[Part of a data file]
begin

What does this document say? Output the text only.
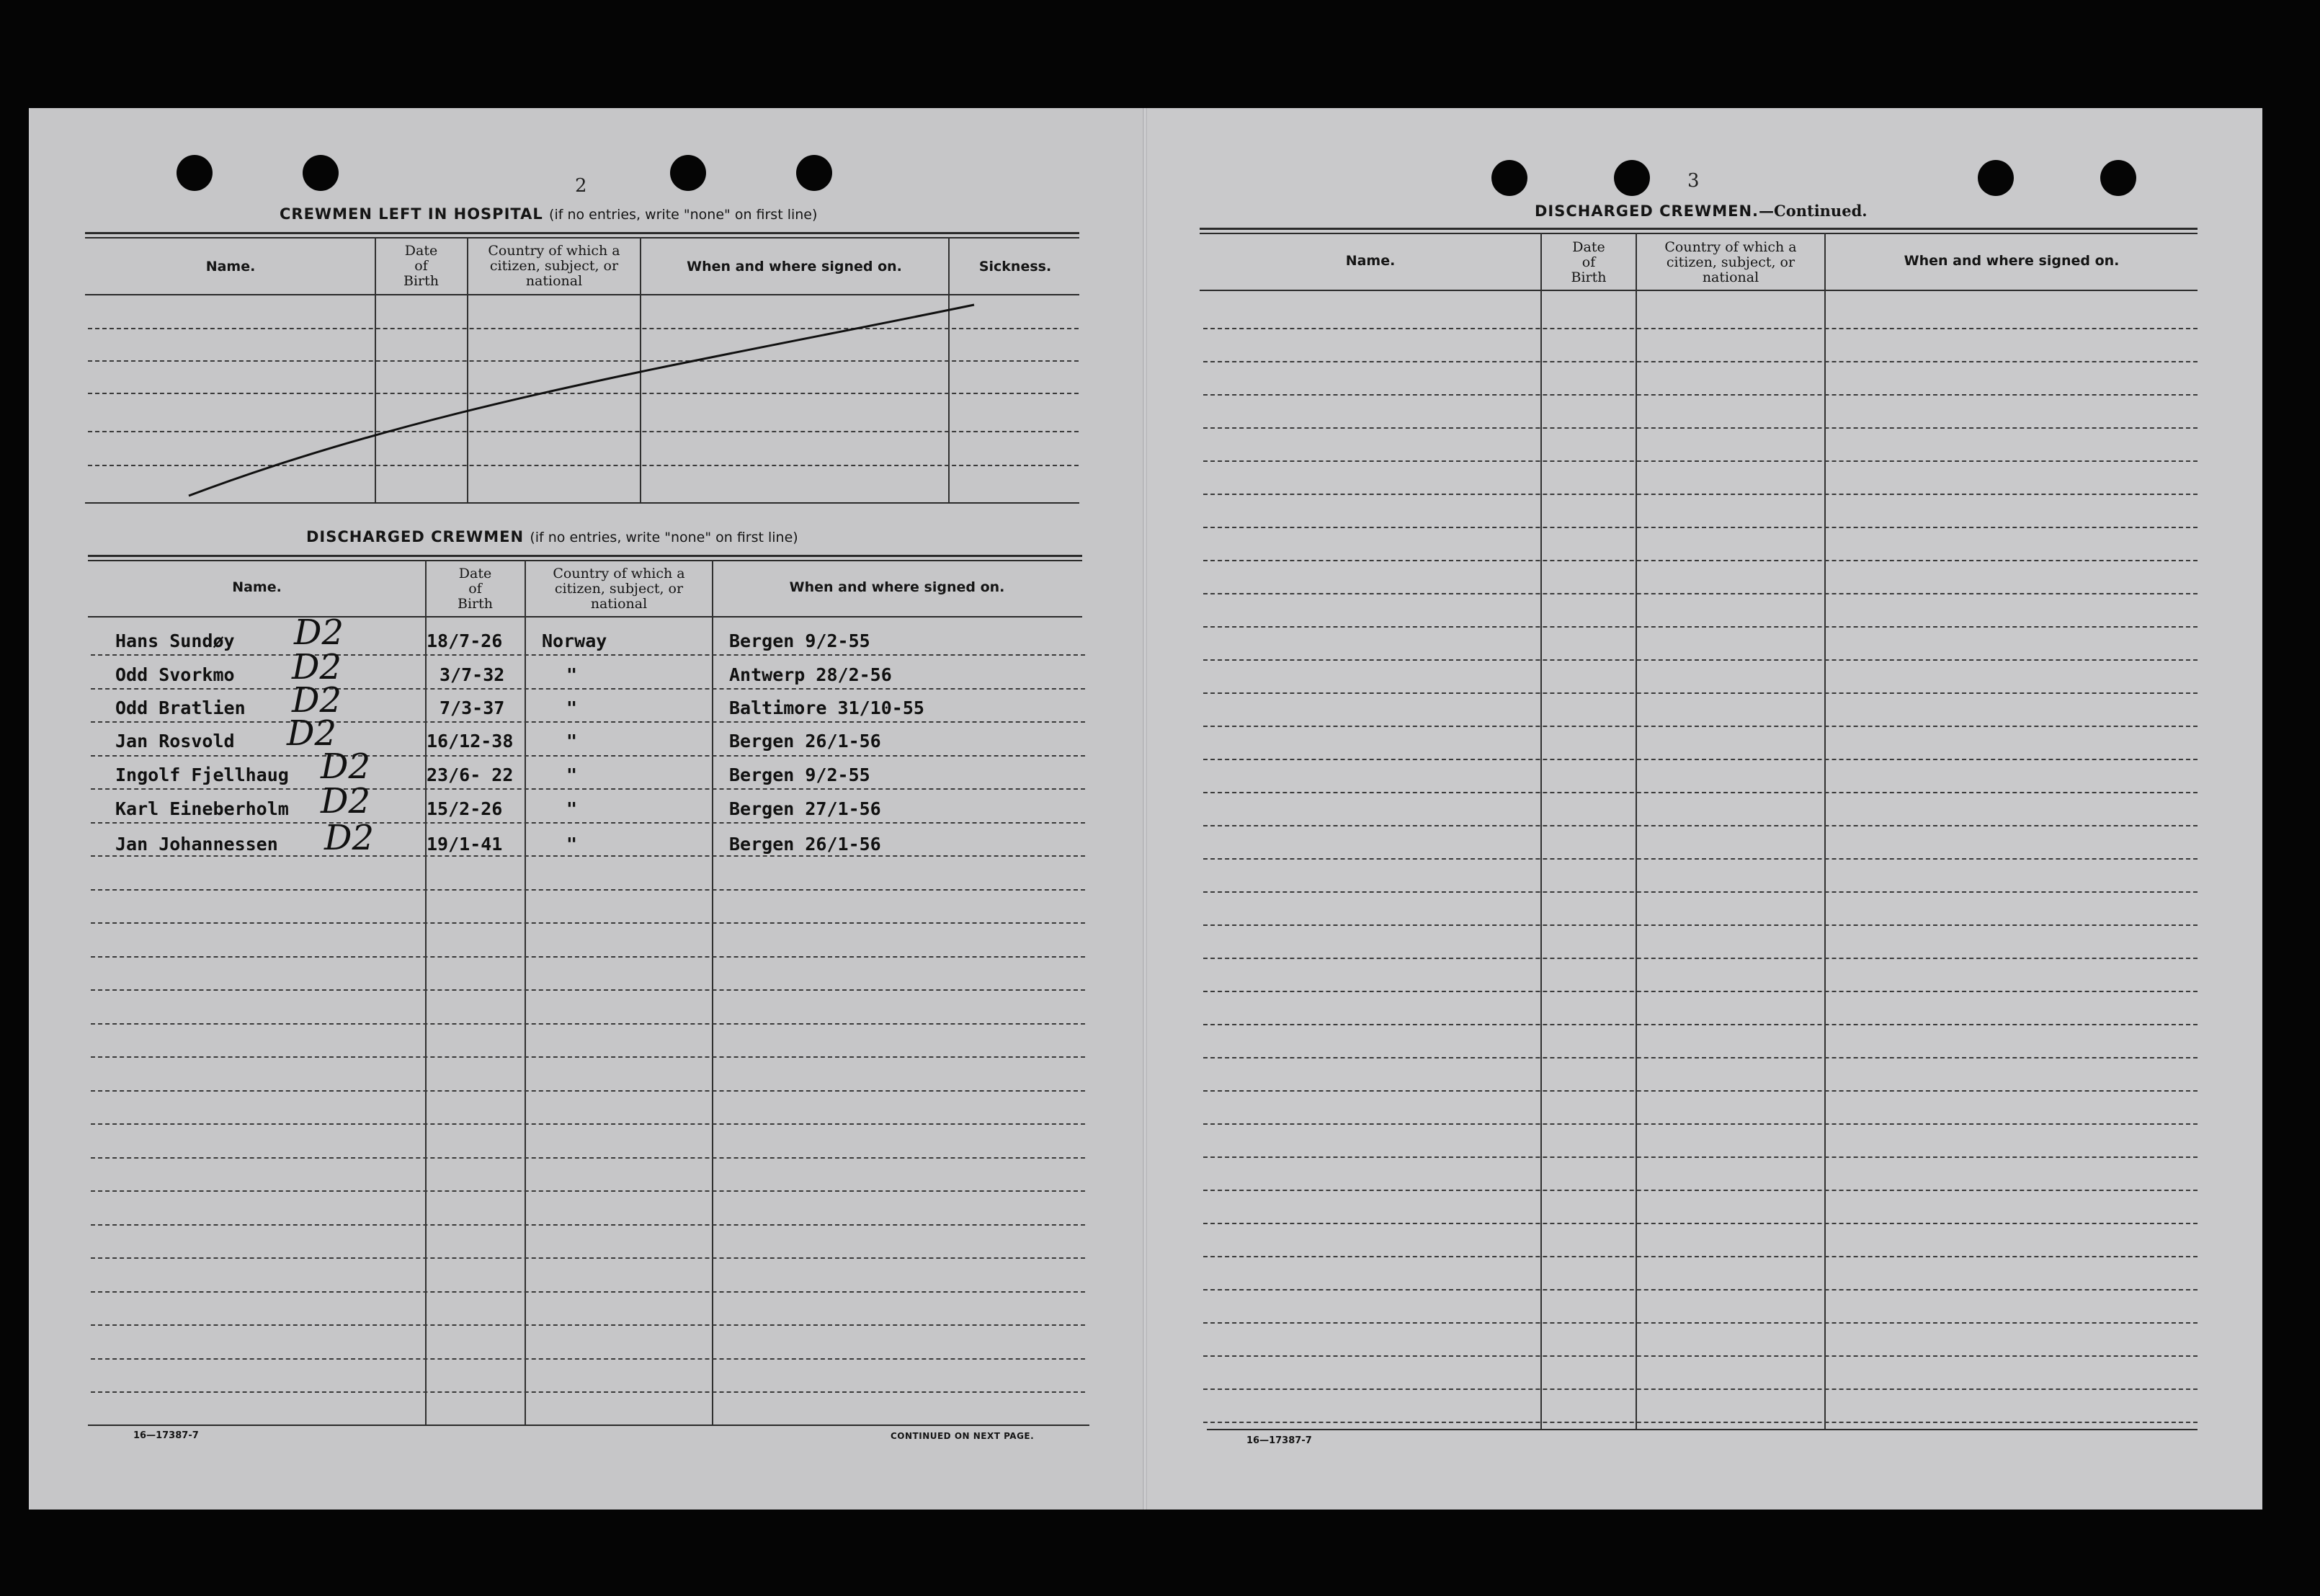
2
CREWMEN LEFT IN HOSPITAL (if no entries, write "none" on first line)
Name.
Date
of
Birth
Country of which a
citizen, subject, or
national
When and where signed on.	Sickness.
DISCHARGED CREWMEN (if no entries, write "none" on first line)
Name.
Date
of
Birth
Country of which a
citizen, subject, or
national
When and where signed on.
Hans Sundøy D2	18/7-26 Norway	Bergen 9/2-55
Odd Svorkmo D2	3/7-32	"	Antwerp 28/2-56
Odd Bratlien D2	7/3-37	"	Baltimore 31/10-55
Jan Rosvold D2	16/12-38	"	Bergen 26/1-56
Ingolf Fjellhaug D2	23/6- 22	"	Bergen 9/2-55
Karl Eineberholm D2	15/2-26	"	Bergen 27/1-56
Jan Johannessen D2	19/1-41	"	Bergen 26/1-56
16—17387-7	CONTINUED ON NEXT PAGE.
3
DISCHARGED CREWMEN.—Continued.
Name.
Date
of
Birth
Country of which a
citizen, subject, or
national
When and where signed on.
16—17387-7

end

Task »
Excluding the pictures, restate the records above word for word.

Exercise output »
What does this document say? Output the text only.
2
CREWMEN LEFT IN HOSPITAL (if no entries, write "none" on first line)
Name.
Date
of
Birth
Country of which a
citizen, subject, or
national
When and where signed on.	Sickness.
DISCHARGED CREWMEN (if no entries, write "none" on first line)
Name.
Date
of
Birth
Country of which a
citizen, subject, or
national
When and where signed on.
Hans Sundøy D2	18/7-26 Norway	Bergen 9/2-55
Odd Svorkmo D2	3/7-32	"	Antwerp 28/2-56
Odd Bratlien D2	7/3-37	"	Baltimore 31/10-55
Jan Rosvold D2	16/12-38	"	Bergen 26/1-56
Ingolf Fjellhaug D2	23/6- 22	"	Bergen 9/2-55
Karl Eineberholm D2	15/2-26	"	Bergen 27/1-56
Jan Johannessen D2	19/1-41	"	Bergen 26/1-56
16—17387-7	CONTINUED ON NEXT PAGE.
3
DISCHARGED CREWMEN.—Continued.
Name.
Date
of
Birth
Country of which a
citizen, subject, or
national
When and where signed on.
16—17387-7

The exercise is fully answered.